'''

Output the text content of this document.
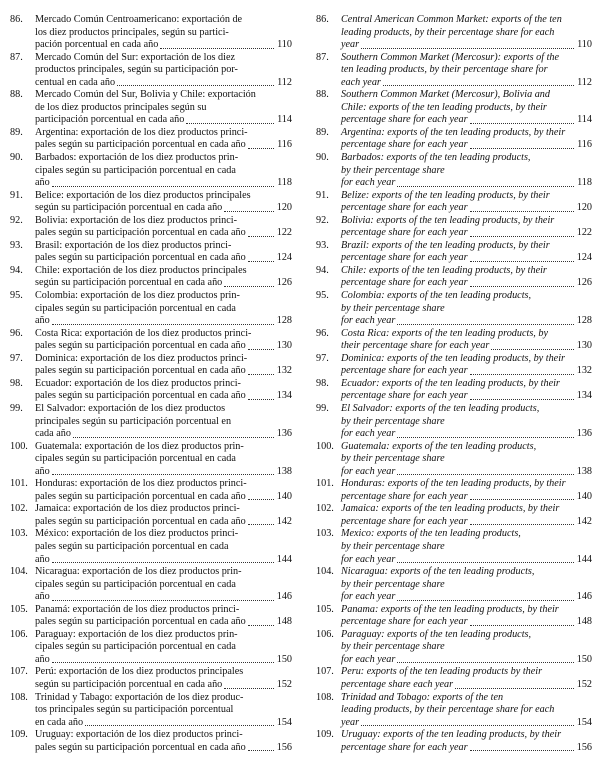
86.	Mercado Común Centroamericano: exportación de
los diez productos principales, según su partici-
pación porcentual en cada año	110
87.	Mercado Común del Sur: exportación de los diez
productos principales, según su participación por-
centual en cada año	112
88.	Mercado Común del Sur, Bolivia y Chile: exportación
de los diez productos principales según su
participación porcentual en cada año	114
89.	Argentina: exportación de los diez productos princi-
pales según su participación porcentual en cada año	116
90.	Barbados: exportación de los diez productos prin-
cipales según su participación porcentual en cada
año	118
91.	Belice: exportación de los diez productos principales
según su participación porcentual en cada año	120
92.	Bolivia: exportación de los diez productos princi-
pales según su participación porcentual en cada año	122
93.	Brasil: exportación de los diez productos princi-
pales según su participación porcentual en cada año	124
94.	Chile: exportación de los diez productos principales
según su participación porcentual en cada año	126
95.	Colombia: exportación de los diez productos prin-
cipales según su participación porcentual en cada
año	128
96.	Costa Rica: exportación de los diez productos princi-
pales según su participación porcentual en cada año	130
97.	Dominica: exportación de los diez productos princi-
pales según su participación porcentual en cada año	132
98.	Ecuador: exportación de los diez productos princi-
pales según su participación porcentual en cada año	134
99.	El Salvador: exportación de los diez productos
principales según su participación porcentual en
cada año	136
100. Guatemala: exportación de los diez productos prin-
cipales según su participación porcentual en cada
año	138
101. Honduras: exportación de los diez productos princi-
pales según su participación porcentual en cada año	140
102. Jamaica: exportación de los diez productos princi-
pales según su participación porcentual en cada año	142
103. México: exportación de los diez productos princi-
pales según su participación porcentual en cada
año	144
104. Nicaragua: exportación de los diez productos prin-
cipales según su participación porcentual en cada
año	146
105. Panamá: exportación de los diez productos princi-
pales según su participación porcentual en cada año	148
106. Paraguay: exportación de los diez productos prin-
cipales según su participación porcentual en cada
año	150
107. Perú: exportación de los diez productos principales
según su participación porcentual en cada año	152
108. Trinidad y Tabago: exportación de los diez produc-
tos principales según su participación porcentual
en cada año	154
109. Uruguay: exportación de los diez productos princi-
pales según su participación porcentual en cada año	156
86.	Central American Common Market: exports of the ten
leading products, by their percentage share for each
year	110
87.	Southern Common Market (Mercosur): exports of the
ten leading products, by their percentage share for
each year	112
88.	Southern Common Market (Mercosur), Bolivia and
Chile: exports of the ten leading products, by their
percentage share for each year	114
89.	Argentina: exports of the ten leading products, by their
percentage share for each year	116
90.	Barbados: exports of the ten leading products,
by their percentage share
for each year	118
91.	Belize: exports of the ten leading products, by their
percentage share for each year	120
92.	Bolivia: exports of the ten leading products, by their
percentage share for each year	122
93.	Brazil: exports of the ten leading products, by their
percentage share for each year	124
94.	Chile: exports of the ten leading products, by their
percentage share for each year	126
95.	Colombia: exports of the ten leading products,
by their percentage share
for each year	128
96.	Costa Rica: exports of the ten leading products, by
their percentage share for each year	130
97.	Dominica: exports of the ten leading products, by their
percentage share for each year	132
98.	Ecuador: exports of the ten leading products, by their
percentage share for each year	134
99.	El Salvador: exports of the ten leading products,
by their percentage share
for each year	136
100. Guatemala: exports of the ten leading products,
by their percentage share
for each year	138
101. Honduras: exports of the ten leading products, by their
percentage share for each year	140
102. Jamaica: exports of the ten leading products, by their
percentage share for each year	142
103. Mexico: exports of the ten leading products,
by their percentage share
for each year	144
104. Nicaragua: exports of the ten leading products,
by their percentage share
for each year	146
105. Panama: exports of the ten leading products, by their
percentage share for each year	148
106. Paraguay: exports of the ten leading products,
by their percentage share
for each year	150
107. Peru: exports of the ten leading products by their
percentage share each year	152
108. Trinidad and Tobago: exports of the ten
leading products, by their percentage share for each
year	154
109. Uruguay: exports of the ten leading products, by their
percentage share for each year	156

'''

GIVEN TASK — Scan the material above for the string "Común" and report each line where you find it.

COMPLETED TASK —
86.	Mercado Común Centroamericano: exportación de
87.	Mercado Común del Sur: exportación de los diez
88.	Mercado Común del Sur, Bolivia y Chile: exportación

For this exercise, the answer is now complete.